-- begin --

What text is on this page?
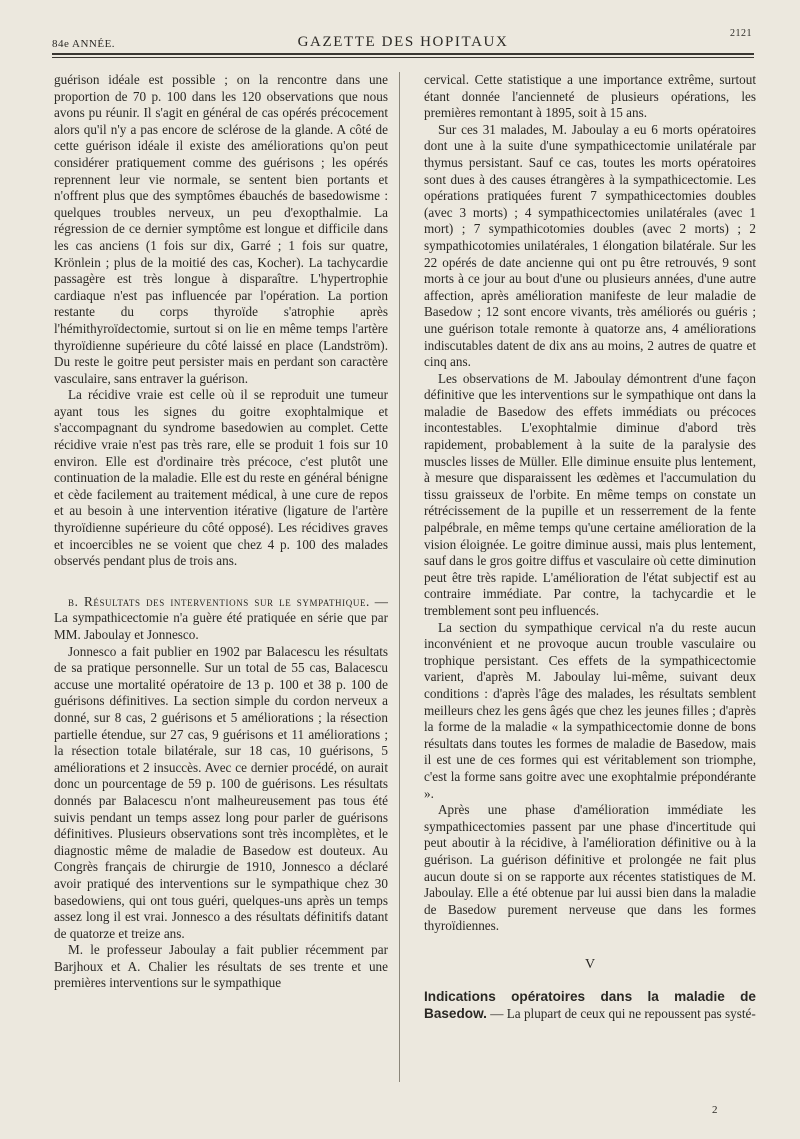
84e ANNÉE.	GAZETTE DES HOPITAUX
2121

guérison idéale est possible ; on la rencontre dans une proportion de 70 p. 100 dans les 120 observations que nous avons pu réunir. Il s'agit en général de cas opérés précocement alors qu'il n'y a pas encore de sclérose de la glande. A côté de cette guérison idéale il existe des améliorations qu'on peut considérer pratiquement comme des guérisons ; les opérés reprennent leur vie normale, se sentent bien portants et n'offrent plus que des symptômes ébauchés de basedowisme : quelques troubles nerveux, un peu d'exopthalmie. La régression de ce dernier symptôme est longue et difficile dans les cas anciens (1 fois sur dix, Garré ; 1 fois sur quatre, Krönlein ; plus de la moitié des cas, Kocher). La tachycardie passagère est très longue à disparaître. L'hypertrophie cardiaque n'est pas influencée par l'opération. La portion restante du corps thyroïde s'atrophie après l'hémithyroïdectomie, surtout si on lie en même temps l'artère thyroïdienne supérieure du côté laissé en place (Landström). Du reste le goitre peut persister mais en perdant son caractère vasculaire, sans entraver la guérison.

La récidive vraie est celle où il se reproduit une tumeur ayant tous les signes du goitre exophtalmique et s'accompagnant du syndrome basedowien au complet. Cette récidive vraie n'est pas très rare, elle se produit 1 fois sur 10 environ. Elle est d'ordinaire très précoce, c'est plutôt une continuation de la maladie. Elle est du reste en général bénigne et cède facilement au traitement médical, à une cure de repos et au besoin à une intervention itérative (ligature de l'artère thyroïdienne supérieure du côté opposé). Les récidives graves et incoercibles ne se voient que chez 4 p. 100 des malades observés pendant plus de trois ans.

β. Résultats des interventions sur le sympathique. — La sympathicectomie n'a guère été pratiquée en série que par MM. Jaboulay et Jonnesco.

Jonnesco a fait publier en 1902 par Balacescu les résultats de sa pratique personnelle. Sur un total de 55 cas, Balacescu accuse une mortalité opératoire de 13 p. 100 et 38 p. 100 de guérisons définitives. La section simple du cordon nerveux a donné, sur 8 cas, 2 guérisons et 5 améliorations ; la résection partielle étendue, sur 27 cas, 9 guérisons et 11 améliorations ; la résection totale bilatérale, sur 18 cas, 10 guérisons, 5 améliorations et 2 insuccès. Avec ce dernier procédé, on aurait donc un pourcentage de 59 p. 100 de guérisons. Les résultats donnés par Balacescu n'ont malheureusement pas tous été suivis pendant un temps assez long pour parler de guérisons définitives. Plusieurs observations sont très incomplètes, et le diagnostic même de maladie de Basedow est douteux. Au Congrès français de chirurgie de 1910, Jonnesco a déclaré avoir pratiqué des interventions sur le sympathique chez 30 basedowiens, qui ont tous guéri, quelques-uns après un temps assez long il est vrai. Jonnesco a des résultats définitifs datant de quatorze et treize ans.

M. le professeur Jaboulay a fait publier récemment par Barjhoux et A. Chalier les résultats de ses trente et une premières interventions sur le sympathique

cervical. Cette statistique a une importance extrême, surtout étant donnée l'ancienneté de plusieurs opérations, les premières remontant à 1895, soit à 15 ans.

Sur ces 31 malades, M. Jaboulay a eu 6 morts opératoires dont une à la suite d'une sympathicectomie unilatérale par thymus persistant. Sauf ce cas, toutes les morts opératoires sont dues à des causes étrangères à la sympathicectomie. Les opérations pratiquées furent 7 sympathicectomies doubles (avec 3 morts) ; 4 sympathicectomies unilatérales (avec 1 mort) ; 7 sympathicotomies doubles (avec 2 morts) ; 2 sympathicotomies unilatérales, 1 élongation bilatérale. Sur les 22 opérés de date ancienne qui ont pu être retrouvés, 9 sont morts à ce jour au bout d'une ou plusieurs années, d'une autre affection, après amélioration manifeste de leur maladie de Basedow ; 12 sont encore vivants, très améliorés ou guéris ; une guérison totale remonte à quatorze ans, 4 améliorations indiscutables datent de dix ans au moins, 2 autres de quatre et cinq ans.

Les observations de M. Jaboulay démontrent d'une façon définitive que les interventions sur le sympathique ont dans la maladie de Basedow des effets immédiats ou précoces incontestables. L'exophtalmie diminue d'abord très rapidement, probablement à la suite de la paralysie des muscles lisses de Müller. Elle diminue ensuite plus lentement, à mesure que disparaissent les œdèmes et l'accumulation du tissu graisseux de l'orbite. En même temps on constate un rétrécissement de la pupille et un resserrement de la fente palpébrale, en même temps qu'une certaine amélioration de la vision éloignée. Le goitre diminue aussi, mais plus lentement, sauf dans le gros goitre diffus et vasculaire où cette diminution peut être très rapide. L'amélioration de l'état subjectif est au contraire immédiate. Par contre, la tachycardie et le tremblement sont peu influencés.

La section du sympathique cervical n'a du reste aucun inconvénient et ne provoque aucun trouble vasculaire ou trophique persistant. Ces effets de la sympathicectomie varient, d'après M. Jaboulay lui-même, suivant deux conditions : d'après l'âge des malades, les résultats semblent meilleurs chez les gens âgés que chez les jeunes filles ; d'après la forme de la maladie « la sympathicectomie donne de bons résultats dans toutes les formes de maladie de Basedow, mais il est une de ces formes qui est véritablement son triomphe, c'est la forme sans goitre avec une exophtalmie prépondérante ».

Après une phase d'amélioration immédiate les sympathicectomies passent par une phase d'incertitude qui peut aboutir à la récidive, à l'amélioration définitive ou à la guérison. La guérison définitive et prolongée ne fait plus aucun doute si on se rapporte aux récentes statistiques de M. Jaboulay. Elle a été obtenue par lui aussi bien dans la maladie de Basedow purement nerveuse que dans les formes thyroïdiennes.

V

Indications opératoires dans la maladie de Basedow. — La plupart de ceux qui ne repoussent pas systé-

2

-- end --

■ Exercise instructions
Search the preceding listing for the word "premières" and pull out every line that holds it.

■ Task answer
M. le professeur Jaboulay a fait publier récemment par Barjhoux et A. Chalier les résultats de ses trente et une premières interventions sur le sympathique
cervical. Cette statistique a une importance extrême, surtout étant donnée l'ancienneté de plusieurs opérations, les premières remontant à 1895, soit à 15 ans.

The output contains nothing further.